## ТЕКСТ СТРАНИЦЫ
+ + + + +

Второй, как ни неожиданно: Великая Отечественная война. Точнее, память о ней. Именно кровопролитная, страшная по своим последствиям война и стала самой существенной, сущностной предпосылкой размораживания личностного начала в отношениях общества с государством, а вовсе не XIX съезд с обличительным докладом Хрущева.

Доклад о культе личности Сталина всего лишь санкционировал оттепель. Правильнее сказать: легитимизировал ее на государственном уровне.

Заодно был переакцентирован культ личности Ленина. «Ильич» преподносился зрителю как позитив с негатива «Виссарионыч».

Разумеется, противопоставление то было в историческом отношении заблуждением. Но, как мы знаем, заблуждение обладает некоторым количеством энергии, питающей художника.

Понятно, что ее ресурс в начале прошлого века был несравнимо более значительным. Той энергии и был в основном обязан взлет советского кино 20–30-х годов.

С этой точки зрения заблуждения во второй половине 50-х годов относительно идеалов былой революции и высоких целей ожидаемого рая на Земле оказались уже не столь сильными. Да и не столь щедрыми, заметно ограниченными… Может быть, поэтому оттепель не дожила до весны.

У Надежды Мандельштам соображение: «Ель гибнет на границе климатических зон, где морозы слабее, но оттепели, и она гибнет от отчаяния несбывшихся чаяний». Брежнев убивал последние надежды, вызванные оттепелью. Как мы затем убивали надежды, вызванные крушением советского режима.

Силой и слабостью оттепели явится идеализм шестидесятников.

Идеалисты с началом войны испытали психологическое облегчение: вот она – внешняя угроза – нацистская Германия. Вот он – внешний враг – Гитлер. И вместе с этим – душевный подъем. Позади угнетенное состояние, связанное с раздвоением сознания. Позади публичная риторика, казнящая троцкизм, зиновьевско-бухаринскую банду и прочих внутренних, мифологических злодеев.

Перед лицом внешнего врага все едины, что должно было означать конец гражданской войны. На деле-то она продолжалась. Она продолжалась с зэками, густо заселившими архипелаг ГУЛАГ.

Оттуда через годы дошли до нас стихотворные строчки другого поэта-бунтаря:

Я хотел бы быть обрубком
Человеческим обрубком.

Отмороженные руки.
Отмороженные ноги.

Жить бы стало очень смело
Укороченное тело.

Я б собрал слюну во рту.
Я бы плюнул в красоту.

В отвратительную рожу.
На ее подобье божье

Не молился б человек,
Помнящий лицо калек.

Строчки принадлежат узнику ГУЛАГа Варламу Шаламову.

На одном краю нашей страны – ужас обездушевления и обесчеловечивания. На другом – восторг вочеловечивания и одушевления. Вот он-то и согрел почву, на которой, спустя десятилетие и произросла оттепель.

Время оттепели было временем надежд. И печали – по мере их убывания.

«Застава Ильича» стала кульминационной точкой наших упований, а уже следующий фильм Хуциева «Июльский дождь» – началом их оплакивания.

+ + + + +

## ЧТО НУЖНО СДЕЛАТЬ
Выпишите дословно фрагмент текста об оттепели: он начинается со слов «Отмороженные ноги.» и заканчивается словами «Помнящий лицо калек.». Данные здесь не понадобятся.

+ + + + +

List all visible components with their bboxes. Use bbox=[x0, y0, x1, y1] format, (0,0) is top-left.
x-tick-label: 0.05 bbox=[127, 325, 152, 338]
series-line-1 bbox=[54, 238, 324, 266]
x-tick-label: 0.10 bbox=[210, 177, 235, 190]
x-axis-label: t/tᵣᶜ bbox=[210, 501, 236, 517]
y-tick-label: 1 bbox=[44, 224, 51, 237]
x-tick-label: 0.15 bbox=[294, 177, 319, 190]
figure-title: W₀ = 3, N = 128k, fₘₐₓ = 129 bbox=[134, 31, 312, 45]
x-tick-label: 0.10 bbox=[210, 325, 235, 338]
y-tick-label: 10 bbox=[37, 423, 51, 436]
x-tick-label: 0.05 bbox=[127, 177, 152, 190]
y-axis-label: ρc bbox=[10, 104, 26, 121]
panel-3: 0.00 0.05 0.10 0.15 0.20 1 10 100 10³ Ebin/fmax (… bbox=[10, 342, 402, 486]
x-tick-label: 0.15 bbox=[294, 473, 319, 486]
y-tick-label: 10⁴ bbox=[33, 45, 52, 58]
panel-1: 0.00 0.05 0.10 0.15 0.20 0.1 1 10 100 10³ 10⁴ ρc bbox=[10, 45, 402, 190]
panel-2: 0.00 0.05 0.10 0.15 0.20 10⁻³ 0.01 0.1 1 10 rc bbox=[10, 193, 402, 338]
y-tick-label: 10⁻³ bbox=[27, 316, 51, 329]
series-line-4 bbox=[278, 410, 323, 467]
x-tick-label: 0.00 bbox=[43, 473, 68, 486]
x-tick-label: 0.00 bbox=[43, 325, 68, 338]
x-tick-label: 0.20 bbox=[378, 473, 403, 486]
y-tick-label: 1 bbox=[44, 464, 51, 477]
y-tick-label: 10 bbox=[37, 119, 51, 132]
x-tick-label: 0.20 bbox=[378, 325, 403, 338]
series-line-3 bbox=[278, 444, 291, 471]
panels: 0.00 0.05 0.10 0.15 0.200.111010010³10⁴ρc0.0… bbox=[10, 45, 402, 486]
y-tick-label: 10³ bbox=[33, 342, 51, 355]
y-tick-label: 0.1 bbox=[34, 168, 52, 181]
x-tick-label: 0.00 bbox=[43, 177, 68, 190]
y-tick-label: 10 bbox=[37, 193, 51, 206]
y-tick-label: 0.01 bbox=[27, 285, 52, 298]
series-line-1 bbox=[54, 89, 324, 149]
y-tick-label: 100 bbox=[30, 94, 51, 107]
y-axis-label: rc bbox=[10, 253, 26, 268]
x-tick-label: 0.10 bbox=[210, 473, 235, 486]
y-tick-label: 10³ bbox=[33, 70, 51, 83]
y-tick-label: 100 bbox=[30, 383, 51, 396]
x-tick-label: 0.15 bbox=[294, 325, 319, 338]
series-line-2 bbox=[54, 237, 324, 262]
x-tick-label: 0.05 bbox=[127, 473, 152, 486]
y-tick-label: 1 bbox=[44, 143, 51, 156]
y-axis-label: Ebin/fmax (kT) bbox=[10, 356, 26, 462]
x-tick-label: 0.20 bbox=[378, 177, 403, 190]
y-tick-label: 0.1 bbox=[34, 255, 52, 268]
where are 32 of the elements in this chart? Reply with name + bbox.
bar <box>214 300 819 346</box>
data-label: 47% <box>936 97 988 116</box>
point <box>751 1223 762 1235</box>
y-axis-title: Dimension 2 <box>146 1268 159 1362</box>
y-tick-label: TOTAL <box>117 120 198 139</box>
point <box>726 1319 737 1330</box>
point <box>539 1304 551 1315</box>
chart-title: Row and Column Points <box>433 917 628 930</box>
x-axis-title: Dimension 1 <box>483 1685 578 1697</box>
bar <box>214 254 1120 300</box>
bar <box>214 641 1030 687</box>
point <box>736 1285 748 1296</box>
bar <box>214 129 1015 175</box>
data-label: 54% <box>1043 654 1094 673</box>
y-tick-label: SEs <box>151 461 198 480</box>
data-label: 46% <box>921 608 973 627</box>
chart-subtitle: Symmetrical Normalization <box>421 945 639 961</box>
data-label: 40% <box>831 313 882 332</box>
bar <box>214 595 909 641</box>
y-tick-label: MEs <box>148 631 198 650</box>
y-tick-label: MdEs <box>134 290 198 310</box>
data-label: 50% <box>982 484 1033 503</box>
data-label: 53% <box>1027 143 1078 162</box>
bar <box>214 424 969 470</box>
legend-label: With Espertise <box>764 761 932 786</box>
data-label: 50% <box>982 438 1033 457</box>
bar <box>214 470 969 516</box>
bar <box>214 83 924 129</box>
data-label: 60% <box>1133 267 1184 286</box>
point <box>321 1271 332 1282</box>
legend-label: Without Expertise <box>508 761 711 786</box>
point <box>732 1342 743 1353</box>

+ + + + +

## ГОТОВОЕ РЕШЕНИЕ
Отмороженные ноги.

Жить бы стало очень смело
Укороченное тело.

Я б собрал слюну во рту.
Я бы плюнул в красоту.

В отвратительную рожу.
На ее подобье божье

Не молился б человек,
Помнящий лицо калек.